━━ EXERCISE MATERIALS
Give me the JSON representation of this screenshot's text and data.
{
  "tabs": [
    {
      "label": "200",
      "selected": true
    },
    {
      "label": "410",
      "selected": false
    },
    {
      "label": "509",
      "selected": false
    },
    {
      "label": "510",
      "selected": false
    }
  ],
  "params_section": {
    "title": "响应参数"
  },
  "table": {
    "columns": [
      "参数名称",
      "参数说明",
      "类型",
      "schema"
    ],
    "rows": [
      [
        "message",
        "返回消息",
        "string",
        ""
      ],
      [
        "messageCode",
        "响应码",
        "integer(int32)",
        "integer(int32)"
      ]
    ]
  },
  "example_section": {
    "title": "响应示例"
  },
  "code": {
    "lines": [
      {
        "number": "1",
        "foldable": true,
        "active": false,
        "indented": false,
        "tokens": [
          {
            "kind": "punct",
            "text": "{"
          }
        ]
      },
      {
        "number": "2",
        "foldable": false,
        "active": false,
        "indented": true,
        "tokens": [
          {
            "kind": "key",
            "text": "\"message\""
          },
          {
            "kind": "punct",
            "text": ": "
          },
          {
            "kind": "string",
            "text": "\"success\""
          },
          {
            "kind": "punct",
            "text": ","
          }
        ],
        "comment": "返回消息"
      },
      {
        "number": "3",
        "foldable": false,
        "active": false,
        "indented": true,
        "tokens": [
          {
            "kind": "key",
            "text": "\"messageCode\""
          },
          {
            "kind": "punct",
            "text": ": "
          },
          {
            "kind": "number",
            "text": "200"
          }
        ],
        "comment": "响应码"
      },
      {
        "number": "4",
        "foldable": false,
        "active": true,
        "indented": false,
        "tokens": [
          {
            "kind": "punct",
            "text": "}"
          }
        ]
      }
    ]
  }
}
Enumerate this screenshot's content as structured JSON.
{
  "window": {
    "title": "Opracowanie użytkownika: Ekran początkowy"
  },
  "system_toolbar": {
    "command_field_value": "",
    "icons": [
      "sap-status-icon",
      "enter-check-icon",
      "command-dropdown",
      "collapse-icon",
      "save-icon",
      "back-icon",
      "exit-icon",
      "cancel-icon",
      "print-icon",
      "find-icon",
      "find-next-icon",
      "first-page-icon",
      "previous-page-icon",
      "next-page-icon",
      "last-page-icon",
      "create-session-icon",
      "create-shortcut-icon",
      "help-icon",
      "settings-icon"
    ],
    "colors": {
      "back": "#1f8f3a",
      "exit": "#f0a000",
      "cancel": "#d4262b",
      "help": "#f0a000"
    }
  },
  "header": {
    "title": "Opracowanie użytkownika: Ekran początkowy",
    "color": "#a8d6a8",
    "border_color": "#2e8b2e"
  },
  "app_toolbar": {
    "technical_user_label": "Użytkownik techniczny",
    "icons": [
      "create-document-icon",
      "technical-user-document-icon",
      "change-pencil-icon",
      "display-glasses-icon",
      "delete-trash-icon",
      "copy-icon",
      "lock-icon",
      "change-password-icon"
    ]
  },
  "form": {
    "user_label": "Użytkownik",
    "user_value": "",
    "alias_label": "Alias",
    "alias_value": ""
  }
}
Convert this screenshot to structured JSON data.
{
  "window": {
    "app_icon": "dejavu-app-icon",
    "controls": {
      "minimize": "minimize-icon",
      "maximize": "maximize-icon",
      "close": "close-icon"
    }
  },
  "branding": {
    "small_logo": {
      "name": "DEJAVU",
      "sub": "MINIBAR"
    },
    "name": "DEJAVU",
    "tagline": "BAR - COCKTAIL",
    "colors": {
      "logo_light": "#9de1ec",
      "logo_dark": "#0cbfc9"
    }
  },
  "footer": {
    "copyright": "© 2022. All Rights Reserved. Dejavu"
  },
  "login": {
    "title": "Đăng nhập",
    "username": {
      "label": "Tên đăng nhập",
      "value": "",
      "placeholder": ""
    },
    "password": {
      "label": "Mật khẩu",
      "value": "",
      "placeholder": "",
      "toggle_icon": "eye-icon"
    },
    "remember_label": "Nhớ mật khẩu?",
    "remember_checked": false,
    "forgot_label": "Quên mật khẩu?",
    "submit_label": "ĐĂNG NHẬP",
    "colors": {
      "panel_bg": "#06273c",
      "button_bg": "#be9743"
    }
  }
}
━━━━
**SHORT EXERCISE:** Return the listing above word for word.

**ANSWER TO THE EXERCISE:**
Give me the JSON representation of this screenshot's text and data.
{
  "tabs": [
    {
      "label": "200",
      "selected": true
    },
    {
      "label": "410",
      "selected": false
    },
    {
      "label": "509",
      "selected": false
    },
    {
      "label": "510",
      "selected": false
    }
  ],
  "params_section": {
    "title": "响应参数"
  },
  "table": {
    "columns": [
      "参数名称",
      "参数说明",
      "类型",
      "schema"
    ],
    "rows": [
      [
        "message",
        "返回消息",
        "string",
        ""
      ],
      [
        "messageCode",
        "响应码",
        "integer(int32)",
        "integer(int32)"
      ]
    ]
  },
  "example_section": {
    "title": "响应示例"
  },
  "code": {
    "lines": [
      {
        "number": "1",
        "foldable": true,
        "active": false,
        "indented": false,
        "tokens": [
          {
            "kind": "punct",
            "text": "{"
          }
        ]
      },
      {
        "number": "2",
        "foldable": false,
        "active": false,
        "indented": true,
        "tokens": [
          {
            "kind": "key",
            "text": "\"message\""
          },
          {
            "kind": "punct",
            "text": ": "
          },
          {
            "kind": "string",
            "text": "\"success\""
          },
          {
            "kind": "punct",
            "text": ","
          }
        ],
        "comment": "返回消息"
      },
      {
        "number": "3",
        "foldable": false,
        "active": false,
        "indented": true,
        "tokens": [
          {
            "kind": "key",
            "text": "\"messageCode\""
          },
          {
            "kind": "punct",
            "text": ": "
          },
          {
            "kind": "number",
            "text": "200"
          }
        ],
        "comment": "响应码"
      },
      {
        "number": "4",
        "foldable": false,
        "active": true,
        "indented": false,
        "tokens": [
          {
            "kind": "punct",
            "text": "}"
          }
        ]
      }
    ]
  }
}
Enumerate this screenshot's content as structured JSON.
{
  "window": {
    "title": "Opracowanie użytkownika: Ekran początkowy"
  },
  "system_toolbar": {
    "command_field_value": "",
    "icons": [
      "sap-status-icon",
      "enter-check-icon",
      "command-dropdown",
      "collapse-icon",
      "save-icon",
      "back-icon",
      "exit-icon",
      "cancel-icon",
      "print-icon",
      "find-icon",
      "find-next-icon",
      "first-page-icon",
      "previous-page-icon",
      "next-page-icon",
      "last-page-icon",
      "create-session-icon",
      "create-shortcut-icon",
      "help-icon",
      "settings-icon"
    ],
    "colors": {
      "back": "#1f8f3a",
      "exit": "#f0a000",
      "cancel": "#d4262b",
      "help": "#f0a000"
    }
  },
  "header": {
    "title": "Opracowanie użytkownika: Ekran początkowy",
    "color": "#a8d6a8",
    "border_color": "#2e8b2e"
  },
  "app_toolbar": {
    "technical_user_label": "Użytkownik techniczny",
    "icons": [
      "create-document-icon",
      "technical-user-document-icon",
      "change-pencil-icon",
      "display-glasses-icon",
      "delete-trash-icon",
      "copy-icon",
      "lock-icon",
      "change-password-icon"
    ]
  },
  "form": {
    "user_label": "Użytkownik",
    "user_value": "",
    "alias_label": "Alias",
    "alias_value": ""
  }
}
Convert this screenshot to structured JSON data.
{
  "window": {
    "app_icon": "dejavu-app-icon",
    "controls": {
      "minimize": "minimize-icon",
      "maximize": "maximize-icon",
      "close": "close-icon"
    }
  },
  "branding": {
    "small_logo": {
      "name": "DEJAVU",
      "sub": "MINIBAR"
    },
    "name": "DEJAVU",
    "tagline": "BAR - COCKTAIL",
    "colors": {
      "logo_light": "#9de1ec",
      "logo_dark": "#0cbfc9"
    }
  },
  "footer": {
    "copyright": "© 2022. All Rights Reserved. Dejavu"
  },
  "login": {
    "title": "Đăng nhập",
    "username": {
      "label": "Tên đăng nhập",
      "value": "",
      "placeholder": ""
    },
    "password": {
      "label": "Mật khẩu",
      "value": "",
      "placeholder": "",
      "toggle_icon": "eye-icon"
    },
    "remember_label": "Nhớ mật khẩu?",
    "remember_checked": false,
    "forgot_label": "Quên mật khẩu?",
    "submit_label": "ĐĂNG NHẬP",
    "colors": {
      "panel_bg": "#06273c",
      "button_bg": "#be9743"
    }
  }
}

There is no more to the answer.